Description of the task: Hunt for the word "JSON" across the entries below, copying each line that holds it.

Source records:
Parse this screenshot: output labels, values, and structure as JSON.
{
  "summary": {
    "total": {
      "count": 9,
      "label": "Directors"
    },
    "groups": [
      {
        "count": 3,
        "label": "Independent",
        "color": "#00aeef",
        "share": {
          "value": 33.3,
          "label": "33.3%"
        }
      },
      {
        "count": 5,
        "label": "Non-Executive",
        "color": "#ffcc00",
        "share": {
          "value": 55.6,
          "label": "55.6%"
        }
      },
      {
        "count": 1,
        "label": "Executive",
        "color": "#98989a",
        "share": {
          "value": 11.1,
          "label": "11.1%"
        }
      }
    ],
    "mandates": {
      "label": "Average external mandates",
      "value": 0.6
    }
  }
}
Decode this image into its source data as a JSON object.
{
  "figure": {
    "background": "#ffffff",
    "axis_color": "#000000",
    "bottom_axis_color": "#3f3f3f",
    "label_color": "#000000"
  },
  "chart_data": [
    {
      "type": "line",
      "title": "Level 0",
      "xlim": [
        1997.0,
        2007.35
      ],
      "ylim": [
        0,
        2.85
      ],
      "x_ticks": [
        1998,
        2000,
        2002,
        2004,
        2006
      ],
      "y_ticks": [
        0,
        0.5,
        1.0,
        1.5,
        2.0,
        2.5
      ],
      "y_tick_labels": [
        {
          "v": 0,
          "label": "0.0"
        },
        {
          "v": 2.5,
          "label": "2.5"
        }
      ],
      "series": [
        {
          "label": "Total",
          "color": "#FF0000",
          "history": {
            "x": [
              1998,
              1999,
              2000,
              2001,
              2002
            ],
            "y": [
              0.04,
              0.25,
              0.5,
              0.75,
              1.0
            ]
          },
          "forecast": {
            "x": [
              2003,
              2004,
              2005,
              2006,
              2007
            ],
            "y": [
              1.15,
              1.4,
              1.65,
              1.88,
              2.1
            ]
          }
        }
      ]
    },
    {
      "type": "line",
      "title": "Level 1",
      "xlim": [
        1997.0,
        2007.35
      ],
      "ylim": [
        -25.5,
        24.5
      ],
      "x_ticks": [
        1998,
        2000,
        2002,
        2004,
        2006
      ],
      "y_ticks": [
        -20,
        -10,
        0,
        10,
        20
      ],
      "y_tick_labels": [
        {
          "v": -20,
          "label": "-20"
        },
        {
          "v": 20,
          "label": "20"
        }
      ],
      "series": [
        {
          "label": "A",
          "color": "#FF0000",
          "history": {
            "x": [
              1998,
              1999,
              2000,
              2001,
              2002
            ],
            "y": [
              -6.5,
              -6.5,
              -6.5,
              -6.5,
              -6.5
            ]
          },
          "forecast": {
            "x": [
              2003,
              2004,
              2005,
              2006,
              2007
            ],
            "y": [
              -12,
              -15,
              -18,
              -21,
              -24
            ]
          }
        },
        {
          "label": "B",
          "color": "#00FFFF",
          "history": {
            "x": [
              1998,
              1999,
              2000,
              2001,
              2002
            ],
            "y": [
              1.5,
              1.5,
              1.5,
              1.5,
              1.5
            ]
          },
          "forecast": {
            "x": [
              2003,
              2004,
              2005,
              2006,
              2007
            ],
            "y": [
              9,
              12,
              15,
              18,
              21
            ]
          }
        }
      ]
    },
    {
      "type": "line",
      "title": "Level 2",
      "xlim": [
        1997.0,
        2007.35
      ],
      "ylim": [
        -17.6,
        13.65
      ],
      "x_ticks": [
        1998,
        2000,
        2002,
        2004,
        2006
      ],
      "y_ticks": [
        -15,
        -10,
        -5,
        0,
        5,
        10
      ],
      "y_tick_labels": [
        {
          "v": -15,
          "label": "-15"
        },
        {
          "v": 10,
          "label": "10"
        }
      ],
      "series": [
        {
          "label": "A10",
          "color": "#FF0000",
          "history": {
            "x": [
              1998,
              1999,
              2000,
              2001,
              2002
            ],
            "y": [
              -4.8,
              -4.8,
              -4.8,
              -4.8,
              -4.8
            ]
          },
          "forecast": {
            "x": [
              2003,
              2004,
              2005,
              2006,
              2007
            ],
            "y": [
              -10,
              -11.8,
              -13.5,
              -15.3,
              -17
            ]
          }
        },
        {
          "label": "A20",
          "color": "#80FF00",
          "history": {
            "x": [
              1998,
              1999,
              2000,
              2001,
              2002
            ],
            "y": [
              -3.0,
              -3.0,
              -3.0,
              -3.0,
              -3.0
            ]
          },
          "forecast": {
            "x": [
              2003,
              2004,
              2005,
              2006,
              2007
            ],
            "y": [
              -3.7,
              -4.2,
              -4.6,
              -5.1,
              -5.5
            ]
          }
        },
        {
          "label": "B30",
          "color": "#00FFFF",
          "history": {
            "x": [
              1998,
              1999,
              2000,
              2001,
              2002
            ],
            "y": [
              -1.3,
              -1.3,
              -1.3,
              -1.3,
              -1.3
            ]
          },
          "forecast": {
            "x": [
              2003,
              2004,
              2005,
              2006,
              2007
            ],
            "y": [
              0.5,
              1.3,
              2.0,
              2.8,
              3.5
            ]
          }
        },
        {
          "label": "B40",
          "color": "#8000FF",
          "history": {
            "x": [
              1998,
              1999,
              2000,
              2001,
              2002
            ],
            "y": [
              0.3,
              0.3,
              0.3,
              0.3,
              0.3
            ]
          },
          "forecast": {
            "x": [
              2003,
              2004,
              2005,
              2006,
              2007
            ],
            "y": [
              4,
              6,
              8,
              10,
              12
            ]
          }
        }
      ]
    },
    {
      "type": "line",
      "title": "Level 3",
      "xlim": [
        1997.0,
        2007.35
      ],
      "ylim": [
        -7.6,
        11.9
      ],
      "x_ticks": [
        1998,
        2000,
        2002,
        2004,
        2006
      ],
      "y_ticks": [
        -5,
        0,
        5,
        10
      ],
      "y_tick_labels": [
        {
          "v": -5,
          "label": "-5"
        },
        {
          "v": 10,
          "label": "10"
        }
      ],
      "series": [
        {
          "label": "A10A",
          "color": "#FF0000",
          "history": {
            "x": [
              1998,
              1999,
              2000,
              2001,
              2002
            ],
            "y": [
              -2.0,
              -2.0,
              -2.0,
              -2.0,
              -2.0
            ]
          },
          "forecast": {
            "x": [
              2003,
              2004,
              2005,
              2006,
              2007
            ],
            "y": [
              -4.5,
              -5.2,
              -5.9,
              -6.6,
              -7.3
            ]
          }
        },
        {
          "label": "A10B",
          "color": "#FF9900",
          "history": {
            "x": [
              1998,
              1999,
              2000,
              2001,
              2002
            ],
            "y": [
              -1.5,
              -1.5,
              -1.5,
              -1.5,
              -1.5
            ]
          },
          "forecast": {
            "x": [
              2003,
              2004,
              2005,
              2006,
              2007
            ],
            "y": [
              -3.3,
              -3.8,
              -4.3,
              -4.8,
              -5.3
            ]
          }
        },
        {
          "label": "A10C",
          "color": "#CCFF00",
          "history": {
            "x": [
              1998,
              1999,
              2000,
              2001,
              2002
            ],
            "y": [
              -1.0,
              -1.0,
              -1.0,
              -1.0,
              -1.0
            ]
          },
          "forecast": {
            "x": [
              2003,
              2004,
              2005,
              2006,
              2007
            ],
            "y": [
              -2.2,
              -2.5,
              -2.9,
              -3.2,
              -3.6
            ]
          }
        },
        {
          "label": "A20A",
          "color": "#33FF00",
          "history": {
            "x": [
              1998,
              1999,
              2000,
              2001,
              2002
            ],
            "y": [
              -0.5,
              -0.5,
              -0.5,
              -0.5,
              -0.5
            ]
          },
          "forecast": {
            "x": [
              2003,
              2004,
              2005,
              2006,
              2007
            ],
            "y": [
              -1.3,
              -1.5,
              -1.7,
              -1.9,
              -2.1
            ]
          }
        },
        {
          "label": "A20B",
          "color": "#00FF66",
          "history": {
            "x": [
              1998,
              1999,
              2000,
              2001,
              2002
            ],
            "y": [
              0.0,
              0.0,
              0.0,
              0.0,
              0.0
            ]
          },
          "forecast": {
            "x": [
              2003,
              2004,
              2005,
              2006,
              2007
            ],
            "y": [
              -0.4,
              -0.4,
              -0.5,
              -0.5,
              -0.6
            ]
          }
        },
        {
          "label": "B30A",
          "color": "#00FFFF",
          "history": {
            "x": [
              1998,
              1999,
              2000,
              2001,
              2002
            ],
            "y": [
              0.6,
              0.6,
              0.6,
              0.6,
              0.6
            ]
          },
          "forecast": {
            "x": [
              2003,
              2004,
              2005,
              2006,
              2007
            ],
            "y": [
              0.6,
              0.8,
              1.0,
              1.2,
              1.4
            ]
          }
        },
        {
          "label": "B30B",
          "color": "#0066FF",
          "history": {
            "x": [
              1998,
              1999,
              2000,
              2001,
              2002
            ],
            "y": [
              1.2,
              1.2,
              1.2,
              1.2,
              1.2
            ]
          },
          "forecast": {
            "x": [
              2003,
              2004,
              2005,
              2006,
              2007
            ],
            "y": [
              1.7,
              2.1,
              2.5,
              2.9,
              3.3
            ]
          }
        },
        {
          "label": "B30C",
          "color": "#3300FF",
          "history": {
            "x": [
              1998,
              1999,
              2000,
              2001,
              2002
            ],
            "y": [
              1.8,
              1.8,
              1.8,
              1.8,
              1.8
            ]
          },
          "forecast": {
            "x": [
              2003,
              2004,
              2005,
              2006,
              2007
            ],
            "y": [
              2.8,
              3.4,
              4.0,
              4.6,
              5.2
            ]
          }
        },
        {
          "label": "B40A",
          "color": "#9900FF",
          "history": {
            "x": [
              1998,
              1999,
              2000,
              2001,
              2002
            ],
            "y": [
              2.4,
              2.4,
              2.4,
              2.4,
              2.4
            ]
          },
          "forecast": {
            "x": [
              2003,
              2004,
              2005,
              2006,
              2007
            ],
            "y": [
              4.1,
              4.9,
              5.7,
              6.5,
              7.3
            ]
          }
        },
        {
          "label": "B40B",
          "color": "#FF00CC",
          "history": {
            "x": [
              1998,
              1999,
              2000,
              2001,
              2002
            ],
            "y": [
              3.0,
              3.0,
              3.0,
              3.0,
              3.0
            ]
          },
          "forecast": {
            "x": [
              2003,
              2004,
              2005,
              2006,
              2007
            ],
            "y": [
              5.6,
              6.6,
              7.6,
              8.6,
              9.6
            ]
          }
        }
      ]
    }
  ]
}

Written response:
Parse this screenshot: output labels, values, and structure as JSON.
Decode this image into its source data as a JSON object.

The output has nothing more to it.